#### Data lines ####
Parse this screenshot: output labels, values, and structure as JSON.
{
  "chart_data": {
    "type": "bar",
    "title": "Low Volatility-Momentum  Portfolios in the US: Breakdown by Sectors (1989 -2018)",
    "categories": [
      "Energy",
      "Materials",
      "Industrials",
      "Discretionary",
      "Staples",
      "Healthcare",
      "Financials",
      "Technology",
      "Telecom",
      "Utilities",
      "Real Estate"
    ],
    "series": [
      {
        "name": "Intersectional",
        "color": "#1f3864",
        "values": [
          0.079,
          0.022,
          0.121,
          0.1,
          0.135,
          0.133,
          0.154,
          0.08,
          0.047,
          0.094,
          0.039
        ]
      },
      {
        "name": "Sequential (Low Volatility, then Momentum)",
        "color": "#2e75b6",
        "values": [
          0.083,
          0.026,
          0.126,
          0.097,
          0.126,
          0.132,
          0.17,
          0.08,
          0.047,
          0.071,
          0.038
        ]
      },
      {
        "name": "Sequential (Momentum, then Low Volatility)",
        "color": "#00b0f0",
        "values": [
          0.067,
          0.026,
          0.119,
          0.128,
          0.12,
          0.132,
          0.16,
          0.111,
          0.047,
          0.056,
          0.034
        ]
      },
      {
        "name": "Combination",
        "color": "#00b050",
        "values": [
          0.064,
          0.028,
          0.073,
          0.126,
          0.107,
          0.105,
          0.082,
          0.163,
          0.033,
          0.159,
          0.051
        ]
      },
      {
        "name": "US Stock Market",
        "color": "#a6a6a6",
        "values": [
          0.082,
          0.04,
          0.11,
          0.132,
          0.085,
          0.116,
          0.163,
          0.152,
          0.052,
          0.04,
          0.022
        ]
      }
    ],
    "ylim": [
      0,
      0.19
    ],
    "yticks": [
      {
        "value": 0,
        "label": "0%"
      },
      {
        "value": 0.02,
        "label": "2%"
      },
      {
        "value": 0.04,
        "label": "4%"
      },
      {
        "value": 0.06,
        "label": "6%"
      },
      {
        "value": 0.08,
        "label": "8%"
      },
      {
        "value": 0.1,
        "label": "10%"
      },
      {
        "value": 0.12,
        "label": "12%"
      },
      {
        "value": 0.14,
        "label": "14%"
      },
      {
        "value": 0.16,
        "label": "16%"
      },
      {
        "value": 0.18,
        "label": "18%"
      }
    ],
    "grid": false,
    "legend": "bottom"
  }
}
####
All lines above with "then" in them should be returned.

Final result>
        "name": "Sequential (Low Volatility, then Momentum)",
        "name": "Sequential (Momentum, then Low Volatility)",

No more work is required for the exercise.